EXTRAIT CITÉ.
━━━━━━━━
Quand Maurice Rollinat publia les Névroses, il y a sept ans, ce fut un véritable évènement littéraire. Le poète fut pendant quelques mois le poète à la mode. Toute la presse, sans exception, s’était occupée de lui, et, triomphe inouï pour un rimeur, il a vu son œuvre fragmentée reproduite toute entière, même dans les feuilles les plus hostiles à l’art. Le triomphe était mérité. Mais peu à peu, ô instabilité de la gloire ! Rollinat, qui avait obtenu le plus éclatant succès, était oublié par ceux-là même qui s’étaient montrés les plus enthousiastes. Un nouveau recueil de poésie : l’Abîme, d’une suprême intensité d’expression, passa presque inaperçu. Son allure sévère, sa philosophie profonde et triste, éloignèrent les esprits superficiels que seuls les côtés brillamment étranges des Névroses avaient sédui.

La réputation de Rollinat était faite, d’ailleurs, d’éléments divers, et non uniquement de la grandeur même de son talent poétique. Merveilleux diseur, ayant rompu avec la solitude dans laquelle il avait écrit ses œuvres, il avait fréquenté brasseries et salons, y avait déclamé, avec sa fougue extraordinaire, quelques-uns de ses poèmes ; musicien, chanteur d’une incomparable maëstria, il avait chanté, s’accompagnant lui-même au piano, les airs si troublants qu’il a composés pour ses vers : les Yeux morts, la Neige, les Yeux, la Folie, Tranquillité, Nuit tombante, et pour les vers de Baudelaire tels que : Causerie, les Promesses d’un visage, l’Invitation au voyage, le Voyage. Or, rien n’égale pour la rapidité de la réputation, ce genre de succès. Plus d’un écrivain lui doit la faveur dont il jouit. Mais Rollinat, âme fière et délicate, esprit pensif et enclin au rêve, épris des champs et des bois, ami du recueillement et du silence, ne pouvait se plaire longtemps à cette vie parisienne, si contraire à sa nature. Il reprit le chemin des brandes, pour épier de nouveau les secrets des « vieilles haies » le vol des martins-pêcheurs sur les eaux vives de la Creuse, les paresseuses attitudes du petit lézard se chauffant au bon soleil, dans les roches.

Puis, il faut bien le dire, le dénigrement des jaloux commença. « C’est un poète, mais ce n’est pas un musicien », disaient les musiciens ; « c’est un musicien, oui, mais non pas un poète », répliquaient les poètes. « Lui seul peut dire ses vers », ajoutaient ceux-ci. « Sa musique ne vaut qu’autant qu’elle est chantée par lui », concluaient ceux-là.
━━━━━━━━
EXERCICE COURT 1. Recopiez fidèlement, parmi les enregistrements, les lignes allant de celle qui contient « text-line: his general » jusqu'à celle qui contient « scan-bottom-edge <box>0 1318 800 1328</box> », ces deux lignes comprises.
EXERCICE COURT 2. Rédigez la suite du texte sur Maurice Rollinat à partir de l'endroit où il s'arrête.
Les enregistrements sont sans lien avec le texte sur Maurice Rollinat.
━━━━━━━━
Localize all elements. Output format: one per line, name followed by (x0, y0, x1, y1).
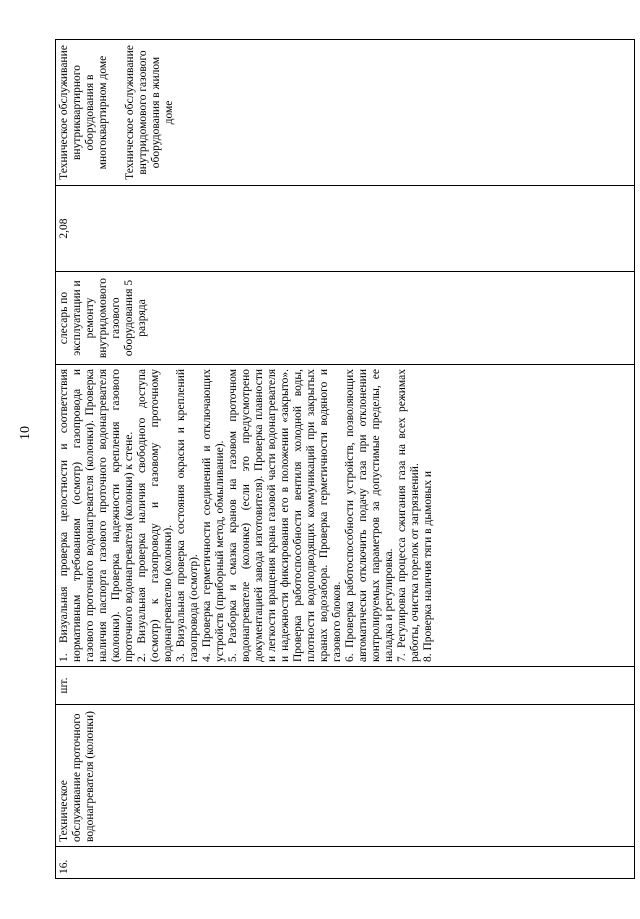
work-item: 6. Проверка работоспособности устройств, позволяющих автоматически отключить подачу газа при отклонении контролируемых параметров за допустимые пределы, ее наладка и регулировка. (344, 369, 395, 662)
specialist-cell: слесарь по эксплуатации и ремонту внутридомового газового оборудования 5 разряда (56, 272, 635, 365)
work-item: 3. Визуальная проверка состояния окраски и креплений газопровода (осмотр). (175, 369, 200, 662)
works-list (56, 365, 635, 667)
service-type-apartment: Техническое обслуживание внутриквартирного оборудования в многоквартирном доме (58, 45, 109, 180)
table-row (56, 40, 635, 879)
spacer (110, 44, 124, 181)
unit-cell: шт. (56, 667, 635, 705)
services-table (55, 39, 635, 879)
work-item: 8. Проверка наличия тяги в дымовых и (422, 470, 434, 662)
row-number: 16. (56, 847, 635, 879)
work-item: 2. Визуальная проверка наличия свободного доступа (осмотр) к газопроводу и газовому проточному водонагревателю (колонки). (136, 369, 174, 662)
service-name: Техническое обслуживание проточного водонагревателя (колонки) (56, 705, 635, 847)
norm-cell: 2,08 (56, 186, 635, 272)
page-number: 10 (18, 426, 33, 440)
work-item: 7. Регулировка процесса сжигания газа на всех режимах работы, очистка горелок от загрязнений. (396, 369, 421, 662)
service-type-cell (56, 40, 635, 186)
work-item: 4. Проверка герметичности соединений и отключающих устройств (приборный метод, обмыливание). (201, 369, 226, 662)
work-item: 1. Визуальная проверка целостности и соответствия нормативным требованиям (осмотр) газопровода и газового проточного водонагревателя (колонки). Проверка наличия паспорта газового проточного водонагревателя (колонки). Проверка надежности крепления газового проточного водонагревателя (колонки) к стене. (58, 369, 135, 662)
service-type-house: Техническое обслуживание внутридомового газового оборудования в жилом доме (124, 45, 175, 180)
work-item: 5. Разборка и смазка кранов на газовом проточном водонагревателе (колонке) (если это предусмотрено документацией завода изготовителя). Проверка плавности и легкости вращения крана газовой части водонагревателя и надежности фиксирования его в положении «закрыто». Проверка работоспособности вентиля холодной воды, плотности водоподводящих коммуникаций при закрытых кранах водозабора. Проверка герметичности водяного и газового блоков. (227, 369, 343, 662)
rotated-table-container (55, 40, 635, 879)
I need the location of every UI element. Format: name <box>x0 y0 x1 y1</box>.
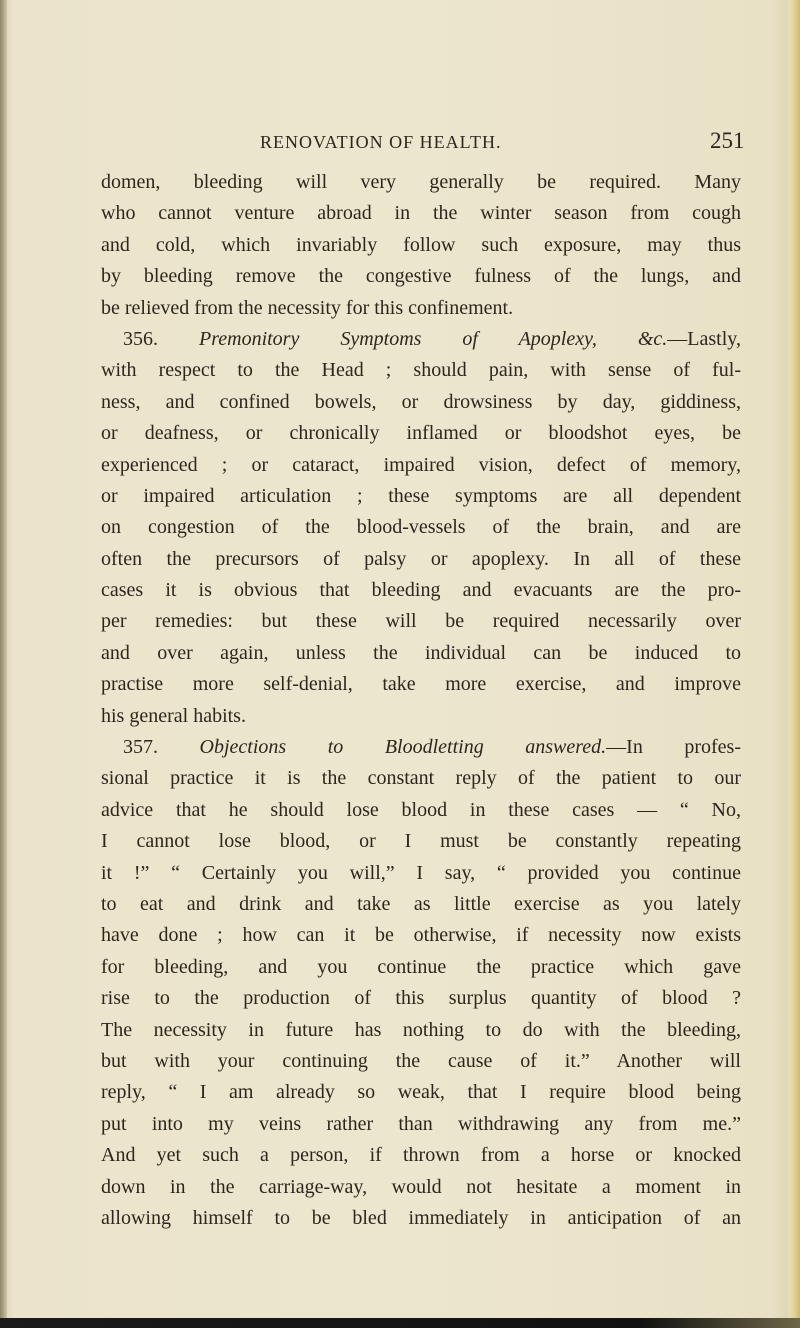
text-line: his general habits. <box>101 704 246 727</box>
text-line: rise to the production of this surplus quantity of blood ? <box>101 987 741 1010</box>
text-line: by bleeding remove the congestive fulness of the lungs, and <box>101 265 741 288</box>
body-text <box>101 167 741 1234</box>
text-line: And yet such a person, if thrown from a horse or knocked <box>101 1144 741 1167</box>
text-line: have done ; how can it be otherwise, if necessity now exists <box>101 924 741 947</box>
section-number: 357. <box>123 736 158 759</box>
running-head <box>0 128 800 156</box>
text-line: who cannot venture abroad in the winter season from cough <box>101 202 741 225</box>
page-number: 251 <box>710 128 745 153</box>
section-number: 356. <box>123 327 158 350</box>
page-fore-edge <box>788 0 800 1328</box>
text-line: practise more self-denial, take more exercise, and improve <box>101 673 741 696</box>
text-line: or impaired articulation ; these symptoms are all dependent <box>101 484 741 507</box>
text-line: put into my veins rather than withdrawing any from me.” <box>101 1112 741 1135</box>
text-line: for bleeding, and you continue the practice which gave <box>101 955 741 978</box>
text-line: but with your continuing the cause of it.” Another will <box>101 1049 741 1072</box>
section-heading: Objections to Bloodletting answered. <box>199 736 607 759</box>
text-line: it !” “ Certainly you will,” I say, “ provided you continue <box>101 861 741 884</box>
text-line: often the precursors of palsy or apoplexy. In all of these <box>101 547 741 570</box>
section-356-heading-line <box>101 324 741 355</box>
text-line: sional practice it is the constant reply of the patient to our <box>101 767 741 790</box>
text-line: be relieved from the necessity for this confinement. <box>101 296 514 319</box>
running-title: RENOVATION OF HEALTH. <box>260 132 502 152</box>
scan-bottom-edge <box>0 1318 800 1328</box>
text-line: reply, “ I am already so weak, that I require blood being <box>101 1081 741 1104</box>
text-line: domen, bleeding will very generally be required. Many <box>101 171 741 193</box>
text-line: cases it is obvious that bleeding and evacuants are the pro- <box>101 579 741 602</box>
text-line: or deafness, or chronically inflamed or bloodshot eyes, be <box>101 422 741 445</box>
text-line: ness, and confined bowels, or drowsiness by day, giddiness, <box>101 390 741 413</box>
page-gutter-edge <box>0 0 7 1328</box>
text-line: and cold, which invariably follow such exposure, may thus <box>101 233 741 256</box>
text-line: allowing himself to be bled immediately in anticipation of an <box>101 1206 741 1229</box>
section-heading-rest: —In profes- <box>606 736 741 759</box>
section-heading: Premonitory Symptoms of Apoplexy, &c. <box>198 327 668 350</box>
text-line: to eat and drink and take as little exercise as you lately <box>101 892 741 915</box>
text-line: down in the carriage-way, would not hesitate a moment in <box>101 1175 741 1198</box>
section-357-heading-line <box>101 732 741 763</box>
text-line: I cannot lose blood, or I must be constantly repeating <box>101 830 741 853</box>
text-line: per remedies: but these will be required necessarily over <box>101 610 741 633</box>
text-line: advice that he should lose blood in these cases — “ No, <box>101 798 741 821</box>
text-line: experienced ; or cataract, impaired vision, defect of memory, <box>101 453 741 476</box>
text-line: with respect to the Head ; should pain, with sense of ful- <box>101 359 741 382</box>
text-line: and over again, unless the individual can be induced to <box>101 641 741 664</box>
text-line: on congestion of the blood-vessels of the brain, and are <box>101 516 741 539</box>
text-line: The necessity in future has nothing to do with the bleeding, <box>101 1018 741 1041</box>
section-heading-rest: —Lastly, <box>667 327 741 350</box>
━━━━━━━━
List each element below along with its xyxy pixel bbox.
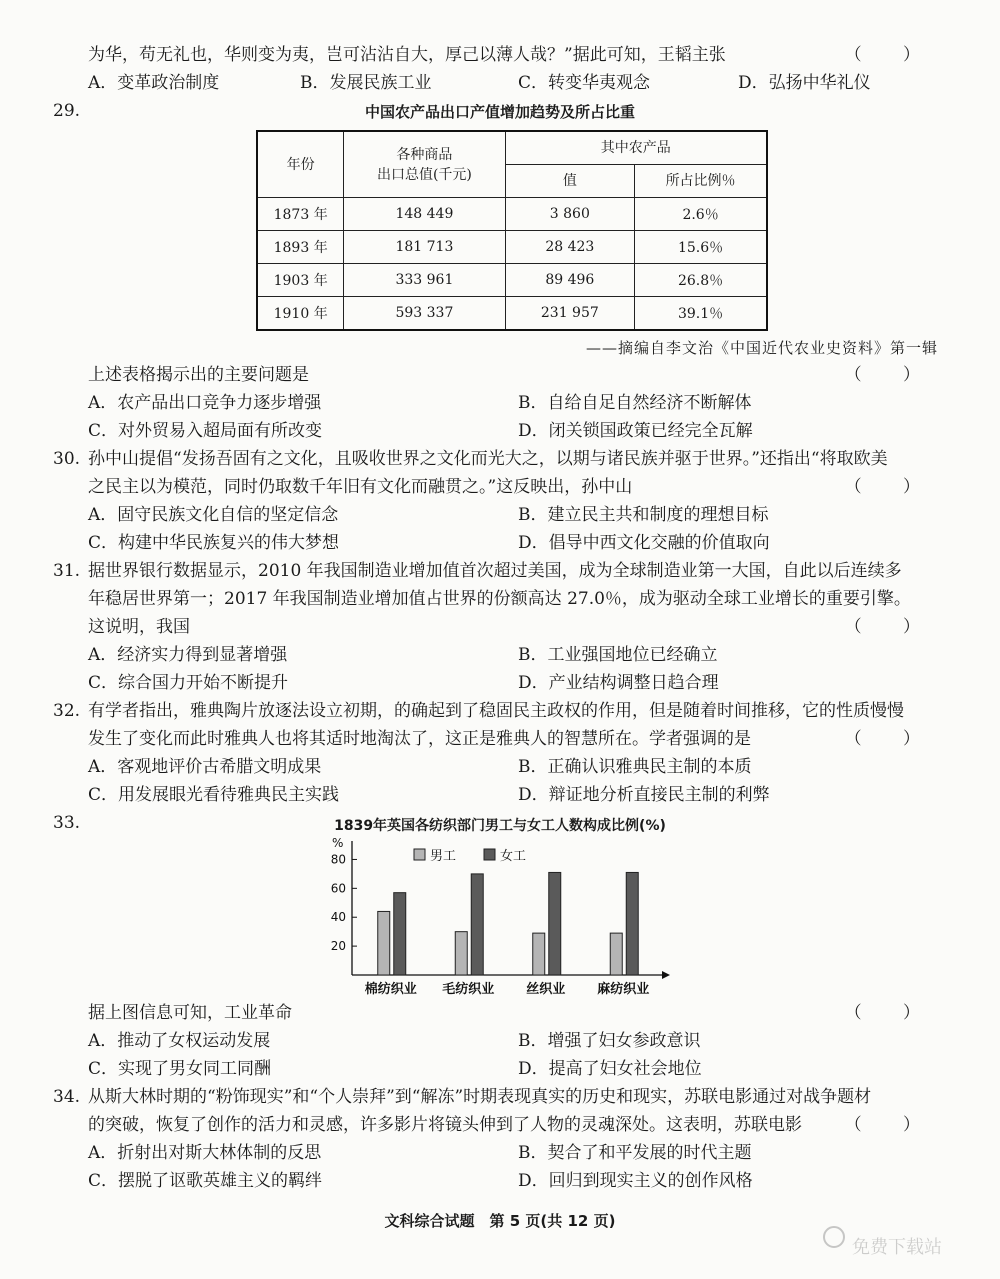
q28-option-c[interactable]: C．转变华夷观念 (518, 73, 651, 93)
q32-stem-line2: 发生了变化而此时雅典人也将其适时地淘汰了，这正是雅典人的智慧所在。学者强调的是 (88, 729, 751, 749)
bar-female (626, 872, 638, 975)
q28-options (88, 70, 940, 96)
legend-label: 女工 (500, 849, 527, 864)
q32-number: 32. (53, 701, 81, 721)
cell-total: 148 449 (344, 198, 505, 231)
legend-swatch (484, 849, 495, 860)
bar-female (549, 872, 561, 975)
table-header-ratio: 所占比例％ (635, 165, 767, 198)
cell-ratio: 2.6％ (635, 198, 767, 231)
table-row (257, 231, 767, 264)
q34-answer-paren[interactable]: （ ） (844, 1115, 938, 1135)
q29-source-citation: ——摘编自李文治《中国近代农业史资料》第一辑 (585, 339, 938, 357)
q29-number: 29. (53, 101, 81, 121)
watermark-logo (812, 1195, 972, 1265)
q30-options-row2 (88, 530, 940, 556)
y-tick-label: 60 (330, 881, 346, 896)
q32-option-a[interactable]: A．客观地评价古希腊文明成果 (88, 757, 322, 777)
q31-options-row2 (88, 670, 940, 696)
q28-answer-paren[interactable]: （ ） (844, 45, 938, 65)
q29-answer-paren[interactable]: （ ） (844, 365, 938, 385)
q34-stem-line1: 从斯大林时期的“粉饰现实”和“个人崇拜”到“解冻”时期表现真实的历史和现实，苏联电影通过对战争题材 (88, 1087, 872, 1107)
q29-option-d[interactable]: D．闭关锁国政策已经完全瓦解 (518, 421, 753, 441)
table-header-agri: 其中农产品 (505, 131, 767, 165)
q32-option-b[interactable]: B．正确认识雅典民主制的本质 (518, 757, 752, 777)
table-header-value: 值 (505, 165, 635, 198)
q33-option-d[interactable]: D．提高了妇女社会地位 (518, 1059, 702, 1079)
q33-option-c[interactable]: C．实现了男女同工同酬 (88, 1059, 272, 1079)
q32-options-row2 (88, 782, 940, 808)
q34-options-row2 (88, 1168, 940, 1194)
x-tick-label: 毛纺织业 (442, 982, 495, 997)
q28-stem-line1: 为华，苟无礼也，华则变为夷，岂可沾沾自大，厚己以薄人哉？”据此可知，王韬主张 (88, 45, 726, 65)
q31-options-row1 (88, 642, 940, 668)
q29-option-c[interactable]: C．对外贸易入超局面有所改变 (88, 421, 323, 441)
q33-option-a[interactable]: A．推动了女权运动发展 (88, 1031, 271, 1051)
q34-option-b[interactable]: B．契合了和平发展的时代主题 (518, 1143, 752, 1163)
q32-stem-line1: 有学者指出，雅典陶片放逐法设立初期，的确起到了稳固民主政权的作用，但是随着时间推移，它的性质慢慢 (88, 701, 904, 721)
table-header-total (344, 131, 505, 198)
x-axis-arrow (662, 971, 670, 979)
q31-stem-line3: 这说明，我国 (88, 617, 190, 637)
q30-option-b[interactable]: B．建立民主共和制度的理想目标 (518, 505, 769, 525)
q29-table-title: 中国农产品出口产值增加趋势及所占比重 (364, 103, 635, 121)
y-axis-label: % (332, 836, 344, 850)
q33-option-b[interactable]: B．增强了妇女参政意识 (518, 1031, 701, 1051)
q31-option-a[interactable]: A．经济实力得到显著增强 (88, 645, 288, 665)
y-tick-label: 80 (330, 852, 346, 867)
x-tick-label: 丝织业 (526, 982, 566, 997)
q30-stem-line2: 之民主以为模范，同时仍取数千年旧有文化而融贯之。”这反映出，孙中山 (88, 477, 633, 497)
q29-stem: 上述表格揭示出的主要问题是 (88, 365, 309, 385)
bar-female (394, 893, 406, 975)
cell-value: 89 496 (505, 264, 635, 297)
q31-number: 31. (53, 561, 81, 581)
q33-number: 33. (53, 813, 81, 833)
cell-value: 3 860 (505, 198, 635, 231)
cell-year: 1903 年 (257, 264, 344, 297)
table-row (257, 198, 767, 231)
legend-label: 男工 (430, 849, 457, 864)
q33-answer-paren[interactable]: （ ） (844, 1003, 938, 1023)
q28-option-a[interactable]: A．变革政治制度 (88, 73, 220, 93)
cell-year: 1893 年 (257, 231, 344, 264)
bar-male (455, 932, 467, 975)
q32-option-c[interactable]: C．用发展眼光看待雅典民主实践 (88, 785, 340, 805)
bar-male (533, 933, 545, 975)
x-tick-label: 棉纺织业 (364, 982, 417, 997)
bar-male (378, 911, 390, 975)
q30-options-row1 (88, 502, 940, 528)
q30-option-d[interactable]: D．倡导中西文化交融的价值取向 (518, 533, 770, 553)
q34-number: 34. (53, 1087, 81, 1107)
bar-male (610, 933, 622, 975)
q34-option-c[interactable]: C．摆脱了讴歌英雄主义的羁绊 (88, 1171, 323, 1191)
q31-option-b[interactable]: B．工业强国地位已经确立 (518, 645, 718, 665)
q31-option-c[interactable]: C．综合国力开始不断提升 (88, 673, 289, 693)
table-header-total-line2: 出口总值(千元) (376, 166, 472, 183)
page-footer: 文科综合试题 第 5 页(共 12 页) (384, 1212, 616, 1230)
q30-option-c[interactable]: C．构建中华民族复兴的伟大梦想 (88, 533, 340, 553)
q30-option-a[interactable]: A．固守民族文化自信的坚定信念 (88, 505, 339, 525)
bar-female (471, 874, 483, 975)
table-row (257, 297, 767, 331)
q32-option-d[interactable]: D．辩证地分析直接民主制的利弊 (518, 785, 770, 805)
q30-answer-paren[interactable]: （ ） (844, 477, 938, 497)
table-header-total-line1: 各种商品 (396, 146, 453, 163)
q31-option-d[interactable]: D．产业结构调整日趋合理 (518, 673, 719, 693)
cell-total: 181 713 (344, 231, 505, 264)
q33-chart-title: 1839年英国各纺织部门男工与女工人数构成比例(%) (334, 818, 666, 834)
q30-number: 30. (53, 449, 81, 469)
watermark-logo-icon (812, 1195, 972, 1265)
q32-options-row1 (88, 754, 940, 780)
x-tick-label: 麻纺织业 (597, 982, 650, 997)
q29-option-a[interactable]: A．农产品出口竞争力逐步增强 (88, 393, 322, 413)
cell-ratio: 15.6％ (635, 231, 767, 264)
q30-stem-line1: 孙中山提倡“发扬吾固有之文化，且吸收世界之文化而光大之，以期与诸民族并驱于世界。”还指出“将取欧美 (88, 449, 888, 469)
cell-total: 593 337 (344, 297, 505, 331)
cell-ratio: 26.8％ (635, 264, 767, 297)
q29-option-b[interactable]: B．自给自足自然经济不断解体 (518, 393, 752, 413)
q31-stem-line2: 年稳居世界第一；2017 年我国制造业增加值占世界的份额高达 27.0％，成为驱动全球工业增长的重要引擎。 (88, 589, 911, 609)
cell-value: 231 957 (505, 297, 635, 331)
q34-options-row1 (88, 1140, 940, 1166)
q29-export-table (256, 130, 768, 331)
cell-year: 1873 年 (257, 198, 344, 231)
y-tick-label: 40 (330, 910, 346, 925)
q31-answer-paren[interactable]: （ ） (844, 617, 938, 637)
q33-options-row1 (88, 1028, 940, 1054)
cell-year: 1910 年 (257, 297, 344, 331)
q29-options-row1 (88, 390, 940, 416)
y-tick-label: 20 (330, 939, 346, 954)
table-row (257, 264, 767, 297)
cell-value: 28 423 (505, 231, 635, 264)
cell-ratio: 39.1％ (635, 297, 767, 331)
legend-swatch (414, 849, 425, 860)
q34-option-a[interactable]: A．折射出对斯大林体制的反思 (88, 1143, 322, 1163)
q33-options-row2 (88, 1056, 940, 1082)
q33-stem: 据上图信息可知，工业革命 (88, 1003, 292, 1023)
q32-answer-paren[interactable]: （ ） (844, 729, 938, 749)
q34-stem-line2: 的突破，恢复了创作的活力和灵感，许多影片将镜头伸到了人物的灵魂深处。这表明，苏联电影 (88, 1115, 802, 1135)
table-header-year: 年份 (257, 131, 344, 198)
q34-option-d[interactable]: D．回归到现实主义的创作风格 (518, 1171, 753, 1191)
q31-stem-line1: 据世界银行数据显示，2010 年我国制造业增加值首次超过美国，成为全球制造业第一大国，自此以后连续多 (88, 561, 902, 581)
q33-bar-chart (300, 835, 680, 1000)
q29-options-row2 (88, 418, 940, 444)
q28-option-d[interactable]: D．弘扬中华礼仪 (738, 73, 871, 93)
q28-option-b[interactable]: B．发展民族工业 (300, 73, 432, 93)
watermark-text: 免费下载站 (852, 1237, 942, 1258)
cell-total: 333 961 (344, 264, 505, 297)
━━━━━━━━
RÉPONSE ATTENDUE 1.
text-line: his general habits. <box>101 704 246 727</box>
text-line: rise to the production of this surplus quantity of blood ? <box>101 987 741 1010</box>
text-line: by bleeding remove the congestive fulness of the lungs, and <box>101 265 741 288</box>
body-text <box>101 167 741 1234</box>
text-line: And yet such a person, if thrown from a horse or knocked <box>101 1144 741 1167</box>
text-line: have done ; how can it be otherwise, if necessity now exists <box>101 924 741 947</box>
section-number: 357. <box>123 736 158 759</box>
running-head <box>0 128 800 156</box>
text-line: who cannot venture abroad in the winter season from cough <box>101 202 741 225</box>
page-number: 251 <box>710 128 745 153</box>
section-number: 356. <box>123 327 158 350</box>
page-fore-edge <box>788 0 800 1328</box>
text-line: practise more self-denial, take more exercise, and improve <box>101 673 741 696</box>
text-line: or impaired articulation ; these symptoms are all dependent <box>101 484 741 507</box>
text-line: put into my veins rather than withdrawing any from me.” <box>101 1112 741 1135</box>
text-line: for bleeding, and you continue the practice which gave <box>101 955 741 978</box>
text-line: but with your continuing the cause of it.” Another will <box>101 1049 741 1072</box>
section-heading: Objections to Bloodletting answered. <box>199 736 607 759</box>
text-line: it !” “ Certainly you will,” I say, “ provided you continue <box>101 861 741 884</box>
text-line: often the precursors of palsy or apoplexy. In all of these <box>101 547 741 570</box>
section-356-heading-line <box>101 324 741 355</box>
text-line: sional practice it is the constant reply of the patient to our <box>101 767 741 790</box>
text-line: be relieved from the necessity for this confinement. <box>101 296 514 319</box>
running-title: RENOVATION OF HEALTH. <box>260 132 502 152</box>
scan-bottom-edge <box>0 1318 800 1328</box>

RÉPONSE ATTENDUE 2.
Rollinat avait le tort d’être doublement doué.

Les critiques portées sur le poète par des rivaux moins heureux, n’ont pas prévalu. Mais les critiques des croques-notes ont eu plus de poids, car la musique de Rollinat, bien qu’éditée en partie, n’est guère connue que de quelques initiés. Je ne sais, moi, étant profane, si elle est ou non conforme aux règles, si elle est écrite selon les principes. Mais de cela je me moque. Ce que je sais, c’est que jamais musique, sauf les troublants préludes, les mélancoliques et rêveuses polonaises de Chopin, ne m’a impressionné autant. Je les ai dans la mémoire, ces airs, cris de douleurs, appels déchirants, plaintes attendries, que dominent parfois des notes surhumaines, comme domine, sur le chant d’un promeneur en forêt, le gazouillis des oiseaux perchés sur les cimes. Et quand je les fredonne, ou lorsque je prie une voix amie de me les chanter, aux heures de loisir où il me plaît de fuir les réalités pour le rêve, l’impression est pareille, oui, pareille à celle que j’ai éprouvée quand j’ai entendu Rollinat.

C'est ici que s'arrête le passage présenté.